* [COSA FARE]:
(A) Riscrivi come elenco puntato più breve il paragrafo dell'intervista sul Terzo Polo che comincia con «Per noi è la conferma», mantenendo i fatti principali.
(B) Prosegui l'intervista sul Terzo Polo dal punto in cui termina.

━━━ TESTO FORNITO ━━━

Senatore Renzi, la rottura tra Calenda e il Pd che spazi apre per voi?
«Per noi è la conferma che la grande ammucchiata non funziona. Si va dagli elettori condividendo delle idee, non uno schema con il numero dei collegi. E davanti alla destra non si può gridare al fascismo, ma raccontare un’idea alternativa e più credibile di Paese. Spiace dirlo ma il Pd ha sbagliato tutta l’impostazione incapace di scegliere tra coalizione di tutti e agenda Draghi. E il Pd che fa? Imbarca i No-Nato e parla di aumentare le tasse. Ho sempre saputo che Letta fosse molto amico della Meloni, ma non pensavo così tanto» 

Il Terzo Polo non è una chimera? In molti ci hanno provato in passato, anche lo stesso Monti, nessuno ci è davvero riuscito.
«Il tentativo di Monti partiva da un’idea tecnocratica. Noi partiamo dalla politica. Quello del 25 settembre sarà un seme, che avrà un ottimo risultato elettorale ma che sarà destinato ad affermarsi in futuro.

Ci sono moderati che non vogliono votare la Fiamma, ci sono riformisti che non vogliono votare gli anti Draghi: dare loro un tetto significa avere una visione politica, non una lista di cose tecniche da fare. C’è l’anima del Paese dei nostri figli nel progetto del Terzo Polo, non una triste macchina da guerra per vincere (o forse meglio dire: per perdere) i collegi».

━━━ DATI FORNITI ━━━

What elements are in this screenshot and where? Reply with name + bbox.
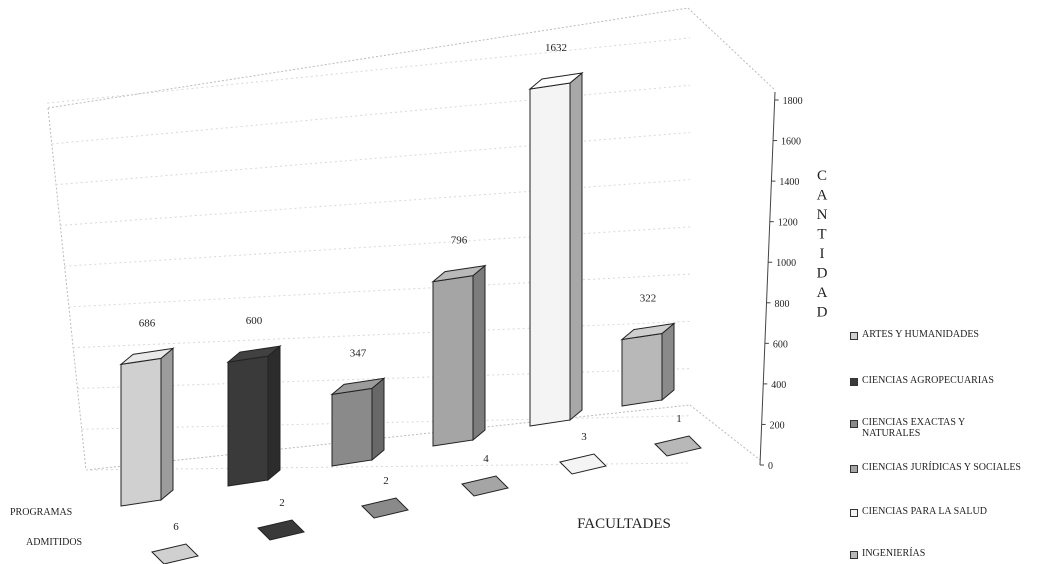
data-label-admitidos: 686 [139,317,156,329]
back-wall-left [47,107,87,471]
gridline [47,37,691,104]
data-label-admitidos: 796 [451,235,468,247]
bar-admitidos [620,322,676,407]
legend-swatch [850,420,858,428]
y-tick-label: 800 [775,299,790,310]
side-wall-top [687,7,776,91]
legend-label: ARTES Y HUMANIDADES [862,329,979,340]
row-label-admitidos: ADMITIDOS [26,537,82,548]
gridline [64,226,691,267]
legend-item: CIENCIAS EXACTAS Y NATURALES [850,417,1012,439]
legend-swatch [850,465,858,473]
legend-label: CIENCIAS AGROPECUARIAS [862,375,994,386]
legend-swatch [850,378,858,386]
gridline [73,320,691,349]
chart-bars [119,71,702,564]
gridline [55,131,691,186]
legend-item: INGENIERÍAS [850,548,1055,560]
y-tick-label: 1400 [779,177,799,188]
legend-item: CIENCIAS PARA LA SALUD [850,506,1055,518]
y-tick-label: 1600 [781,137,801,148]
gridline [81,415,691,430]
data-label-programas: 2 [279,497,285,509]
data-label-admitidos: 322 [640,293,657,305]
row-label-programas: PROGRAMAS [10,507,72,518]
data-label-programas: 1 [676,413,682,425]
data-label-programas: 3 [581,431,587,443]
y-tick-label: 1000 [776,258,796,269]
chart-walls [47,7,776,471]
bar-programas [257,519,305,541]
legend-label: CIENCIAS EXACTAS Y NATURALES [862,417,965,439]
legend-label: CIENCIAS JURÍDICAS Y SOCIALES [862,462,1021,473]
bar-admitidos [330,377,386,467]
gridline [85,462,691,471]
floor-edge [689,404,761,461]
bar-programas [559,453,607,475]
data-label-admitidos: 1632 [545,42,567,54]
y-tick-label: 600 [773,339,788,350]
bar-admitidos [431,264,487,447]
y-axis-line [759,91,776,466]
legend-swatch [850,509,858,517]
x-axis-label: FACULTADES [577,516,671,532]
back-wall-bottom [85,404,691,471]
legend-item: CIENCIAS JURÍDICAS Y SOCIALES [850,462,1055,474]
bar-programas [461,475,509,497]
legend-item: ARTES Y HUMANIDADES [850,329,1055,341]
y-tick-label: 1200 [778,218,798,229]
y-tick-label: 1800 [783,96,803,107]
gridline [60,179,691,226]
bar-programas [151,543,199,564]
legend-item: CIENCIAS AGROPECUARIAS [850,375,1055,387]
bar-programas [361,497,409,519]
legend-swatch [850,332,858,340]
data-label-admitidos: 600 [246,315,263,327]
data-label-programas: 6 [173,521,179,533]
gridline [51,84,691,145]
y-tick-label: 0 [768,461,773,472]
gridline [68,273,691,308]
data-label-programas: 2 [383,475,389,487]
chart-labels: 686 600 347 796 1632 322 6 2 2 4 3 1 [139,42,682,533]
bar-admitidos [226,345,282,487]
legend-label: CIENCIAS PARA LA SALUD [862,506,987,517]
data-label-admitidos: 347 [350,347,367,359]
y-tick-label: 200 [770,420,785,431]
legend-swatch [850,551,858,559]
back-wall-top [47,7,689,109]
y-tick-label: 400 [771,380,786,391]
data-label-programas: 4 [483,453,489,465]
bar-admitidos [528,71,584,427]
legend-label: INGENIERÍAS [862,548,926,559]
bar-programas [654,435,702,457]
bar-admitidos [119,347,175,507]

━━━
━━━ DATI FORNITI ━━━

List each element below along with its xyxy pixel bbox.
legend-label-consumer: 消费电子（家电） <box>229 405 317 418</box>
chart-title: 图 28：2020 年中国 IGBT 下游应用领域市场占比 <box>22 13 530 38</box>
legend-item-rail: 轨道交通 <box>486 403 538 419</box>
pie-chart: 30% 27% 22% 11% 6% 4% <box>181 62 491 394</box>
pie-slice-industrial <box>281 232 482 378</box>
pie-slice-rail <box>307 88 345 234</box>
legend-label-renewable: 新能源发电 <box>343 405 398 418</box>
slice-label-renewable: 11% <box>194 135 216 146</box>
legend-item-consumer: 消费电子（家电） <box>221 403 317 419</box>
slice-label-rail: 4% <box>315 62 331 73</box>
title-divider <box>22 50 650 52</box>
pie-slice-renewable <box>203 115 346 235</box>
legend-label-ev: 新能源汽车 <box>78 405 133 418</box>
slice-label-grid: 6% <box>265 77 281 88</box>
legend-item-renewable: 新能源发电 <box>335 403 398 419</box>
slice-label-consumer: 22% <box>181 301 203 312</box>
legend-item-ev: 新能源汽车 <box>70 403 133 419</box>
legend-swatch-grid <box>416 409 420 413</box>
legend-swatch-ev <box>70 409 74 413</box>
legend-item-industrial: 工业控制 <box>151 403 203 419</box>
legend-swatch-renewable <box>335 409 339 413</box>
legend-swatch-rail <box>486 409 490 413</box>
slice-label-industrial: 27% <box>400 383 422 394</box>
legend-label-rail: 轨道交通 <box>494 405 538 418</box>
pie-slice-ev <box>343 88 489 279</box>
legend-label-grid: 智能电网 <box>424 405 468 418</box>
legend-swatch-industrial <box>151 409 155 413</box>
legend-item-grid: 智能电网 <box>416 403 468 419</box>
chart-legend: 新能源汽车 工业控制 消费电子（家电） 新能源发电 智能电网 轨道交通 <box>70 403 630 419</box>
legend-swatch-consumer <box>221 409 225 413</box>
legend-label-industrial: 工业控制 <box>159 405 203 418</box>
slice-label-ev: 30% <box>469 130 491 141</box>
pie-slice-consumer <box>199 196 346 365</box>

━━━

* [RISPOSTE ATTESE]:
(A)
- La rottura conferma che la grande ammucchiata non funziona.
- Agli elettori si va con idee condivise, non con uno schema basato sul numero dei collegi.
- Contro la destra non serve gridare al fascismo: occorre proporre un'idea di Paese alternativa e più credibile.
- Il Pd ha sbagliato impostazione, senza scegliere tra la coalizione di tutti e l'agenda Draghi.
- Il Pd imbarca i No-Nato e parla di aumentare le tasse.
- Renzi sapeva che Letta fosse molto amico della Meloni, ma non fino a questo punto.

(B)
State cercando un’alleanza con Calenda? Lei si fida del leader di Azione?
«Quando abbiamo lavorato insieme, abbiamo lavorato bene. In particolar modo durante il periodo in cui abbiamo condiviso responsabilità varie di Governo. Le idee in comune sono più vicine delle diversità metodologiche e caratteriali che ci separano. Noi ci siamo posizionati sul Terzo Polo da subito. Se Azione ci sta, siamo pronti a ricominciare insieme, senza primogeniture ma puntando al bene dell’Italia. Io e Carlo insieme possiamo fare il botto». 

Su quali basi potrebbe nascere un accordo? Sareste due front runner? E farete un listone unico Azione-Iv?
«Penso che Azione debba avere il tempo di maturare una decisione difficile come quella di rompere l’accordo con il Pd. Occorre rispetto per scelte così travagliate. Quando saranno pronti a discutere, noi ci saremo. Se facciamo una lista unica ci sarà un solo front-runner. Se ne facciamo due, ce ne saranno due. Ma per come sono fatto io è la scelta politica che mi affascina, non la pur necessaria e doverosa ripartizione degli assetti. Se nasce il Terzo Polo, è un progetto che funziona per l’oggi e soprattutto per il domani. E io sono pronto a dare una mano con generosità. Ma deve essere un progetto politico, non la semplice reazione al fallimento del rapporto col Pd».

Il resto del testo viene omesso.